* _DIRECTIVE_
Across the listing below, count the lines that mention the string "placeholder". Reply with the figure only.

--- Start ---

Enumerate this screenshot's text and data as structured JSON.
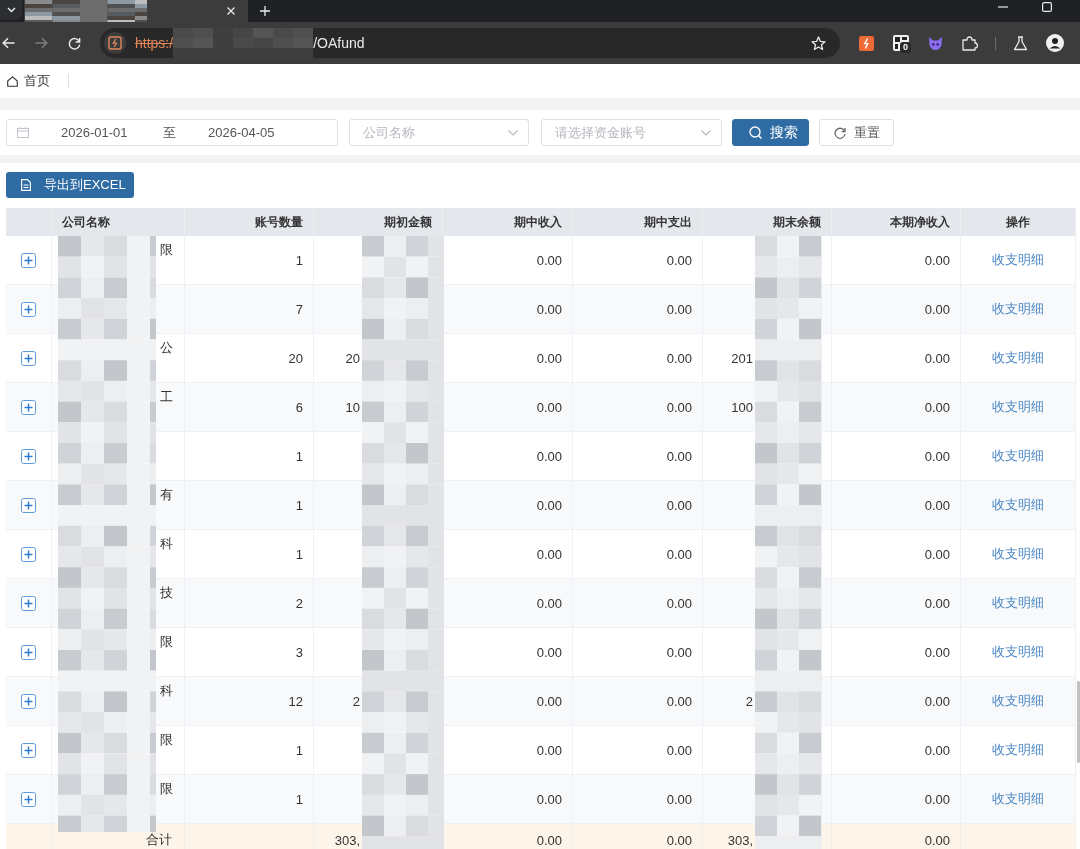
{
  "browser": {
    "url": {
      "scheme": "https:/",
      "path": "/OAfund",
      "not_secure": true
    },
    "extension_badge": "0"
  },
  "nav": {
    "home_tab": {
      "label": "首页"
    }
  },
  "filters": {
    "date_range": {
      "start": "2026-01-01",
      "separator": "至",
      "end": "2026-04-05"
    },
    "company_select": {
      "placeholder": "公司名称"
    },
    "account_select": {
      "placeholder": "请选择资金账号"
    },
    "buttons": [
      {
        "kind": "search",
        "label": "搜索"
      },
      {
        "kind": "reset",
        "label": "重置"
      }
    ]
  },
  "export_button": {
    "label": "导出到EXCEL"
  },
  "table": {
    "columns": [
      "公司名称",
      "账号数量",
      "期初金额",
      "期中收入",
      "期中支出",
      "期末余额",
      "本期净收入",
      "操作"
    ],
    "rows": [
      {
        "expanded": false,
        "company": "限",
        "accounts": "1",
        "income": "0.00",
        "expense": "0.00",
        "net": "0.00",
        "action": "收支明细"
      },
      {
        "expanded": false,
        "accounts": "7",
        "income": "0.00",
        "expense": "0.00",
        "net": "0.00",
        "action": "收支明细"
      },
      {
        "expanded": false,
        "company": "公",
        "accounts": "20",
        "opening": "20",
        "income": "0.00",
        "expense": "0.00",
        "ending": "201",
        "net": "0.00",
        "action": "收支明细"
      },
      {
        "expanded": false,
        "company": "工",
        "accounts": "6",
        "opening": "10",
        "income": "0.00",
        "expense": "0.00",
        "ending": "100",
        "net": "0.00",
        "action": "收支明细"
      },
      {
        "expanded": false,
        "accounts": "1",
        "income": "0.00",
        "expense": "0.00",
        "net": "0.00",
        "action": "收支明细"
      },
      {
        "expanded": false,
        "company": "有",
        "accounts": "1",
        "income": "0.00",
        "expense": "0.00",
        "net": "0.00",
        "action": "收支明细"
      },
      {
        "expanded": false,
        "company": "科",
        "accounts": "1",
        "income": "0.00",
        "expense": "0.00",
        "net": "0.00",
        "action": "收支明细"
      },
      {
        "expanded": false,
        "company": "技",
        "accounts": "2",
        "income": "0.00",
        "expense": "0.00",
        "net": "0.00",
        "action": "收支明细"
      },
      {
        "expanded": false,
        "company": "限",
        "accounts": "3",
        "income": "0.00",
        "expense": "0.00",
        "net": "0.00",
        "action": "收支明细"
      },
      {
        "expanded": false,
        "company": "科",
        "accounts": "12",
        "opening": "2",
        "income": "0.00",
        "expense": "0.00",
        "ending": "2",
        "net": "0.00",
        "action": "收支明细"
      },
      {
        "expanded": false,
        "company": "限",
        "accounts": "1",
        "income": "0.00",
        "expense": "0.00",
        "net": "0.00",
        "action": "收支明细"
      },
      {
        "expanded": false,
        "company": "限",
        "accounts": "1",
        "income": "0.00",
        "expense": "0.00",
        "net": "0.00",
        "action": "收支明细"
      }
    ],
    "total": {
      "label": "合计",
      "opening": "303,",
      "income": "0.00",
      "expense": "0.00",
      "ending": "303,",
      "net": "0.00"
    }
  }
}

--- End ---

* _WRITTEN SOLUTION_
2